Some records

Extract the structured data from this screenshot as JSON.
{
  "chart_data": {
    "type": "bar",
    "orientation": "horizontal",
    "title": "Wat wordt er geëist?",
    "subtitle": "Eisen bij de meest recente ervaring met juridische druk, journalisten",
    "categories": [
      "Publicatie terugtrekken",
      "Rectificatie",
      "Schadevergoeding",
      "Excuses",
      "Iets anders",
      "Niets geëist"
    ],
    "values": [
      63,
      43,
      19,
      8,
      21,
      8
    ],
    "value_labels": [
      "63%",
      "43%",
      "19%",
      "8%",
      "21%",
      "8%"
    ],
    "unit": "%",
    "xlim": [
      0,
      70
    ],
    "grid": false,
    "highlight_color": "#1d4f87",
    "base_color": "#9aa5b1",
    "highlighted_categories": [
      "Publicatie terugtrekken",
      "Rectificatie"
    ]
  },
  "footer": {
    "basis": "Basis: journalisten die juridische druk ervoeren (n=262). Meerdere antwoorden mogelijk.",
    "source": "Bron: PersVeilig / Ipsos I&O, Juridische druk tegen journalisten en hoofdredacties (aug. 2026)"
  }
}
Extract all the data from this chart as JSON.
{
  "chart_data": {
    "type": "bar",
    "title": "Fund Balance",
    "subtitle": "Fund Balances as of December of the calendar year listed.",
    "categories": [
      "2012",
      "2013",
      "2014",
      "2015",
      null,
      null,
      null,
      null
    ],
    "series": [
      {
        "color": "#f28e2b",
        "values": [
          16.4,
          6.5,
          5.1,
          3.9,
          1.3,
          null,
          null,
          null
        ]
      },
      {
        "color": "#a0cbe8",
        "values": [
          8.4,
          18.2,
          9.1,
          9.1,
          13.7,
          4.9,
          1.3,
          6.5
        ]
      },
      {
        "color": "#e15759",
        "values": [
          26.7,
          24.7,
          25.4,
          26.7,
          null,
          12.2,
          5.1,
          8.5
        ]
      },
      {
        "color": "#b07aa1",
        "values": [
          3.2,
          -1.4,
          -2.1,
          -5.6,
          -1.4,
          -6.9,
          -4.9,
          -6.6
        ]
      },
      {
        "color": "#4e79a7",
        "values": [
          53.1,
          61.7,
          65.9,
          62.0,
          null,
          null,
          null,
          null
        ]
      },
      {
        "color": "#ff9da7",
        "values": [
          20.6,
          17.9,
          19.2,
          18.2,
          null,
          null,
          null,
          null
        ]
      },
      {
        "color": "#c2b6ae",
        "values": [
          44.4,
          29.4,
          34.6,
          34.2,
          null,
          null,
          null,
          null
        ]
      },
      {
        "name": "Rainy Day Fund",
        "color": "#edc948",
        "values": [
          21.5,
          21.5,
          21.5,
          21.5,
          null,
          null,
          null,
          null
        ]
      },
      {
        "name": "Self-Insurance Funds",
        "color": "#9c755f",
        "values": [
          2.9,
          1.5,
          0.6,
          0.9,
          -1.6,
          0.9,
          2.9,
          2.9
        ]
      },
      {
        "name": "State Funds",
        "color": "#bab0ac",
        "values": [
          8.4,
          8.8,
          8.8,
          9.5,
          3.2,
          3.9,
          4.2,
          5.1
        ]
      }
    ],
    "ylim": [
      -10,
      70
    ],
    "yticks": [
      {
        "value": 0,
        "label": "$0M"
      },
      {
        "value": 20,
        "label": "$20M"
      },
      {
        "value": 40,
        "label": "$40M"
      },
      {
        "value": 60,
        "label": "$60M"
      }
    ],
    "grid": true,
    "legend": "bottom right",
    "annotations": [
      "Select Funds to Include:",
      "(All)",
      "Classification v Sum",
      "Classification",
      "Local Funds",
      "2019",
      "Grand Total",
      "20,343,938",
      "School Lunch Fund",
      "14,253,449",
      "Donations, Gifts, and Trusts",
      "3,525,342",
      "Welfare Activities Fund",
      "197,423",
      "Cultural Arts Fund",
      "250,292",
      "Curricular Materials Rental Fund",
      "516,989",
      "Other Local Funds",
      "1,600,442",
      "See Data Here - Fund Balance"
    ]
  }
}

**Task requirements**
Scan the data for the word "druk" and copy every line where it shows up.

**Task result**
    "subtitle": "Eisen bij de meest recente ervaring met juridische druk, journalisten",
    "basis": "Basis: journalisten die juridische druk ervoeren (n=262). Meerdere antwoorden mogelijk.",
    "source": "Bron: PersVeilig / Ipsos I&O, Juridische druk tegen journalisten en hoofdredacties (aug. 2026)"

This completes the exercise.